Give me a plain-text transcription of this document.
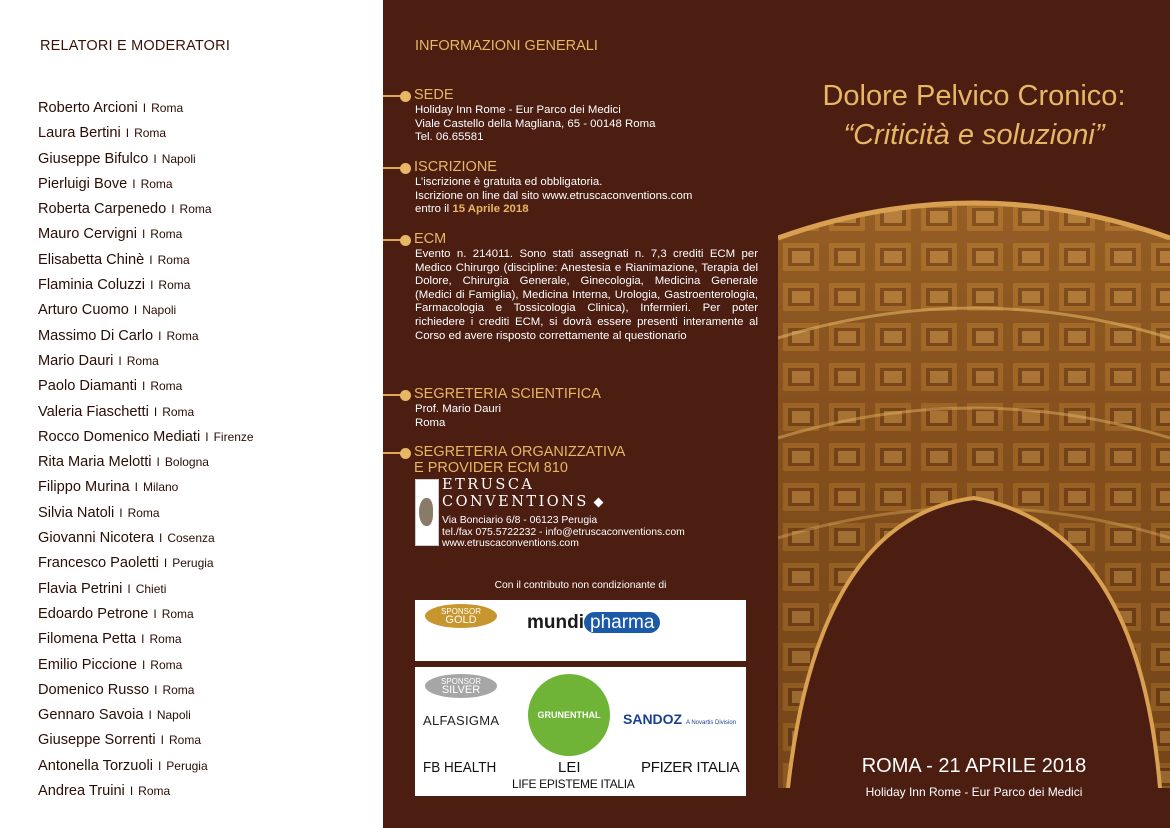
RELATORI E MODERATORI
Roberto Arcioni I Roma
Laura Bertini I Roma
Giuseppe Bifulco I Napoli
Pierluigi Bove I Roma
Roberta Carpenedo I Roma
Mauro Cervigni I Roma
Elisabetta Chinè I Roma
Flaminia Coluzzi I Roma
Arturo Cuomo I Napoli
Massimo Di Carlo I Roma
Mario Dauri I Roma
Paolo Diamanti I Roma
Valeria Fiaschetti I Roma
Rocco Domenico Mediati I Firenze
Rita Maria Melotti I Bologna
Filippo Murina I Milano
Silvia Natoli I Roma
Giovanni Nicotera I Cosenza
Francesco Paoletti I Perugia
Flavia Petrini I Chieti
Edoardo Petrone I Roma
Filomena Petta I Roma
Emilio Piccione I Roma
Domenico Russo I Roma
Gennaro Savoia I Napoli
Giuseppe Sorrenti I Roma
Antonella Torzuoli I Perugia
Andrea Truini I Roma
INFORMAZIONI GENERALI
SEDE
Holiday Inn Rome - Eur Parco dei Medici
Viale Castello della Magliana, 65 - 00148 Roma
Tel. 06.65581
ISCRIZIONE
L’iscrizione è gratuita ed obbligatoria.
Iscrizione on line dal sito www.etruscaconventions.com
entro il 15 Aprile 2018
ECM
Evento n. 214011. Sono stati assegnati n. 7,3 crediti ECM per Medico Chirurgo (discipline: Anestesia e Rianimazione, Terapia del Dolore, Chirurgia Generale, Ginecologia, Medicina Generale (Medici di Famiglia), Medicina Interna, Urologia, Gastroenterologia, Farmacologia e Tossicologia Clinica), Infermieri. Per poter richiedere i crediti ECM, si dovrà essere presenti interamente al Corso ed avere risposto correttamente al questionario
SEGRETERIA SCIENTIFICA
Prof. Mario Dauri
Roma
SEGRETERIA ORGANIZZATIVA
E PROVIDER ECM 810
ETRUSCA
CONVENTIONS
Via Bonciario 6/8 - 06123 Perugia
tel./fax 075.5722232 - info@etruscaconventions.com
www.etruscaconventions.com
Con il contributo non condizionante di
SPONSOR
GOLD	mundi pharma
SPONSOR
SILVER
ALFASIGMA	GRUNENTHAL	SANDOZ A Novartis Division
FB HEALTH	LEI
LIFE EPISTEME ITALIA
PFIZER ITALIA
Dolore Pelvico Cronico:
“Criticità e soluzioni”
ROMA - 21 APRILE 2018
Holiday Inn Rome - Eur Parco dei Medici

● Set problem: Every line is to be duplicated exactly, though pictures stay out.

● Task response:
Give me a plain-text transcription of this document.
RELATORI E MODERATORI
Roberto Arcioni I Roma
Laura Bertini I Roma
Giuseppe Bifulco I Napoli
Pierluigi Bove I Roma
Roberta Carpenedo I Roma
Mauro Cervigni I Roma
Elisabetta Chinè I Roma
Flaminia Coluzzi I Roma
Arturo Cuomo I Napoli
Massimo Di Carlo I Roma
Mario Dauri I Roma
Paolo Diamanti I Roma
Valeria Fiaschetti I Roma
Rocco Domenico Mediati I Firenze
Rita Maria Melotti I Bologna
Filippo Murina I Milano
Silvia Natoli I Roma
Giovanni Nicotera I Cosenza
Francesco Paoletti I Perugia
Flavia Petrini I Chieti
Edoardo Petrone I Roma
Filomena Petta I Roma
Emilio Piccione I Roma
Domenico Russo I Roma
Gennaro Savoia I Napoli
Giuseppe Sorrenti I Roma
Antonella Torzuoli I Perugia
Andrea Truini I Roma
INFORMAZIONI GENERALI
SEDE
Holiday Inn Rome - Eur Parco dei Medici
Viale Castello della Magliana, 65 - 00148 Roma
Tel. 06.65581
ISCRIZIONE
L’iscrizione è gratuita ed obbligatoria.
Iscrizione on line dal sito www.etruscaconventions.com
entro il 15 Aprile 2018
ECM
Evento n. 214011. Sono stati assegnati n. 7,3 crediti ECM per Medico Chirurgo (discipline: Anestesia e Rianimazione, Terapia del Dolore, Chirurgia Generale, Ginecologia, Medicina Generale (Medici di Famiglia), Medicina Interna, Urologia, Gastroenterologia, Farmacologia e Tossicologia Clinica), Infermieri. Per poter richiedere i crediti ECM, si dovrà essere presenti interamente al Corso ed avere risposto correttamente al questionario
SEGRETERIA SCIENTIFICA
Prof. Mario Dauri
Roma
SEGRETERIA ORGANIZZATIVA
E PROVIDER ECM 810
ETRUSCA
CONVENTIONS
Via Bonciario 6/8 - 06123 Perugia
tel./fax 075.5722232 - info@etruscaconventions.com
www.etruscaconventions.com
Con il contributo non condizionante di
SPONSOR
GOLD	mundi pharma
SPONSOR
SILVER
ALFASIGMA	GRUNENTHAL	SANDOZ A Novartis Division
FB HEALTH	LEI
LIFE EPISTEME ITALIA
PFIZER ITALIA
Dolore Pelvico Cronico:
“Criticità e soluzioni”
ROMA - 21 APRILE 2018
Holiday Inn Rome - Eur Parco dei Medici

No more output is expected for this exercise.